AIM OF THE TASK
Return the entries below verbatim. Pictures stay out.

Collected data
------------------------

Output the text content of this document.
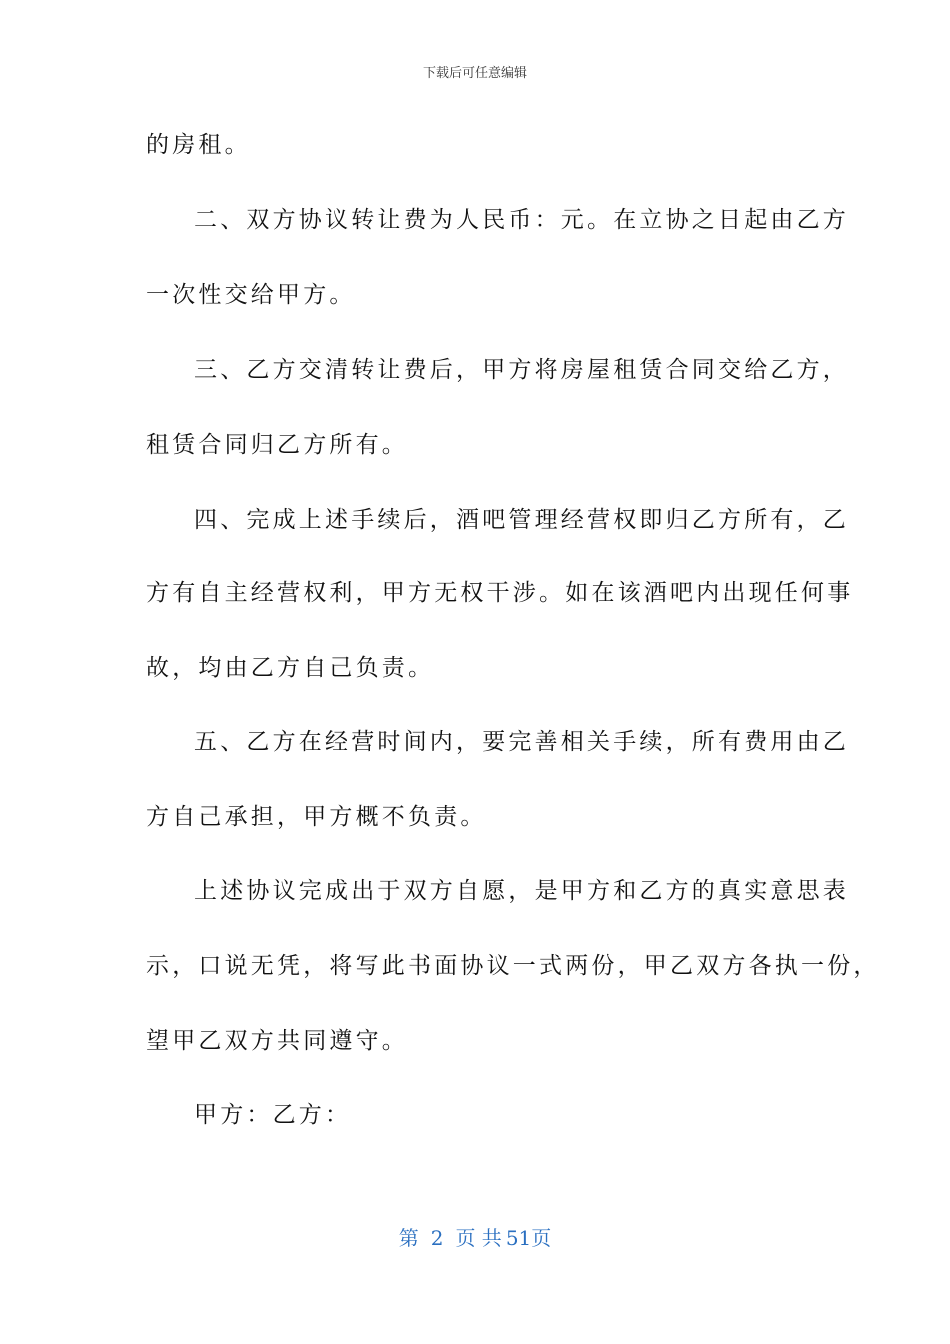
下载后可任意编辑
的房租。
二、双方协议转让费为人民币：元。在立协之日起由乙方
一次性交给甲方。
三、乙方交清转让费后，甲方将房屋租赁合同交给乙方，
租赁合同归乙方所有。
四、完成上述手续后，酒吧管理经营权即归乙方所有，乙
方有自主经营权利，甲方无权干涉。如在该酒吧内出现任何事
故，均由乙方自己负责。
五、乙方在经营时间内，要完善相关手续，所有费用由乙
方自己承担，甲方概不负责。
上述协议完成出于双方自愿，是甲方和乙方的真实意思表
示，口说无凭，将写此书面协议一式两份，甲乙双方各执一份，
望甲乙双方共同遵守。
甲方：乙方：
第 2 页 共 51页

------------------------

RESPONSE TO THE TASK
Output the text content of this document.
下载后可任意编辑
的房租。
二、双方协议转让费为人民币：元。在立协之日起由乙方
一次性交给甲方。
三、乙方交清转让费后，甲方将房屋租赁合同交给乙方，
租赁合同归乙方所有。
四、完成上述手续后，酒吧管理经营权即归乙方所有，乙
方有自主经营权利，甲方无权干涉。如在该酒吧内出现任何事
故，均由乙方自己负责。
五、乙方在经营时间内，要完善相关手续，所有费用由乙
方自己承担，甲方概不负责。
上述协议完成出于双方自愿，是甲方和乙方的真实意思表
示，口说无凭，将写此书面协议一式两份，甲乙双方各执一份，
望甲乙双方共同遵守。
甲方：乙方：
第 2 页 共 51页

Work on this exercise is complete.